(Objective): Select and copy every line below that contains the word "Exchange". Letter case matters.

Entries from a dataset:
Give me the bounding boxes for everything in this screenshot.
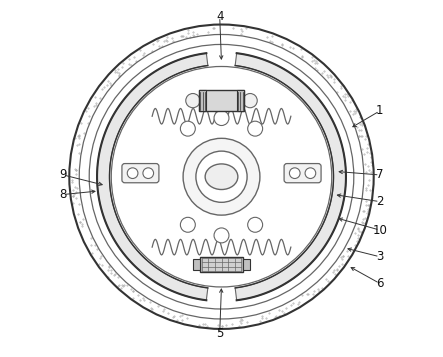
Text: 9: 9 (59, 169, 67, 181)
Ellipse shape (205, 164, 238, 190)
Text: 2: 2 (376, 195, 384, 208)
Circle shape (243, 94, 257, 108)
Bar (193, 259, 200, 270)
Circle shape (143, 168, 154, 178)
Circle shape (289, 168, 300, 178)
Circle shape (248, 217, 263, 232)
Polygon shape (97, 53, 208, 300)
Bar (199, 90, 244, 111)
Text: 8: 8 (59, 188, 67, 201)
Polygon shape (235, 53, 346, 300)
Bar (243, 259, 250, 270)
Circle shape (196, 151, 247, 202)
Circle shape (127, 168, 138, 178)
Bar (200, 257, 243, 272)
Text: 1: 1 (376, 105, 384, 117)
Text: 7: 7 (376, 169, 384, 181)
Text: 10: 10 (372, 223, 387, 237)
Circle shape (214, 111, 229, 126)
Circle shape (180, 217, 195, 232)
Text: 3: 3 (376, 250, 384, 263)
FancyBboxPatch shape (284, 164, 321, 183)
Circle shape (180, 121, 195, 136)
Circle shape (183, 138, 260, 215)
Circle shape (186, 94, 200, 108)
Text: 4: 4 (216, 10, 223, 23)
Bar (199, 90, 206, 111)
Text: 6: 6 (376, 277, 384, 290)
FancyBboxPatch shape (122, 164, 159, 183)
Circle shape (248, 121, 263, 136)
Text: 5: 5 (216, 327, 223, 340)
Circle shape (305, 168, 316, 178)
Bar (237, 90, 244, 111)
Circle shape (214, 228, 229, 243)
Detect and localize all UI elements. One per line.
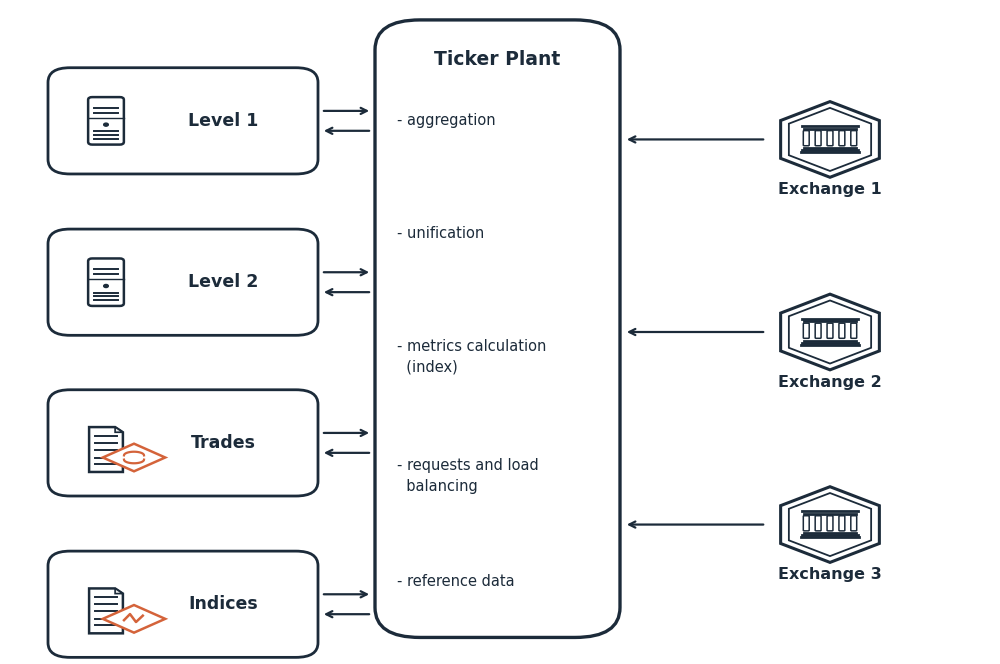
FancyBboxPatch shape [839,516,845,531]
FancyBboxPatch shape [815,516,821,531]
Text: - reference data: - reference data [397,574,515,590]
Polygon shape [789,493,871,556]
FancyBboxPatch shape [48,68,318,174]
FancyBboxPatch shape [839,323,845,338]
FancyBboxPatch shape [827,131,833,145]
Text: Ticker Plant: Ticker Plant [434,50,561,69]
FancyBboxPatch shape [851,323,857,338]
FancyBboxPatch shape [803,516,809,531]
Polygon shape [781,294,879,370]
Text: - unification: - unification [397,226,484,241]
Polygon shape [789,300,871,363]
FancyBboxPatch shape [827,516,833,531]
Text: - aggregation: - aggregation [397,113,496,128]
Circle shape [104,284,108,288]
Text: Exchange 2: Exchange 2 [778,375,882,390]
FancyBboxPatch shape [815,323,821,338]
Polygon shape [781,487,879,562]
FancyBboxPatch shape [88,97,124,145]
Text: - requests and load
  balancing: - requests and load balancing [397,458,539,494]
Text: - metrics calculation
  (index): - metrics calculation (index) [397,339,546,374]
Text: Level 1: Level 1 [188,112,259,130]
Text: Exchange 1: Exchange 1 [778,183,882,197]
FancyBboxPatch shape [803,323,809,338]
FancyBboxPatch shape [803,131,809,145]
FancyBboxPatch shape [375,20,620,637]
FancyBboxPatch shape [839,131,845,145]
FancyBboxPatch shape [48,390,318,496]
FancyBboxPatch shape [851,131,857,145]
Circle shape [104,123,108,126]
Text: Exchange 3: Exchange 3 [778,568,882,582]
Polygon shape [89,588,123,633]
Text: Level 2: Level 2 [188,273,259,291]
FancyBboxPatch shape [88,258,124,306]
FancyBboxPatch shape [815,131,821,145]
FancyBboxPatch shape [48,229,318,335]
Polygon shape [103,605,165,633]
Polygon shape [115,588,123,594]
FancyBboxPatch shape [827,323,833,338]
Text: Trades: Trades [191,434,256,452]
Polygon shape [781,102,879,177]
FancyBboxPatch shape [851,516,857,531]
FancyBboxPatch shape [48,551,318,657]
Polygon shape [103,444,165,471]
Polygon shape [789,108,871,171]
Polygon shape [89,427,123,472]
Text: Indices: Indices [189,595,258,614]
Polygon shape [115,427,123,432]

(Response):
Text: Exchange 2: Exchange 2 [778,375,882,390]
Text: Exchange 1: Exchange 1 [778,183,882,197]
Text: Exchange 3: Exchange 3 [778,568,882,582]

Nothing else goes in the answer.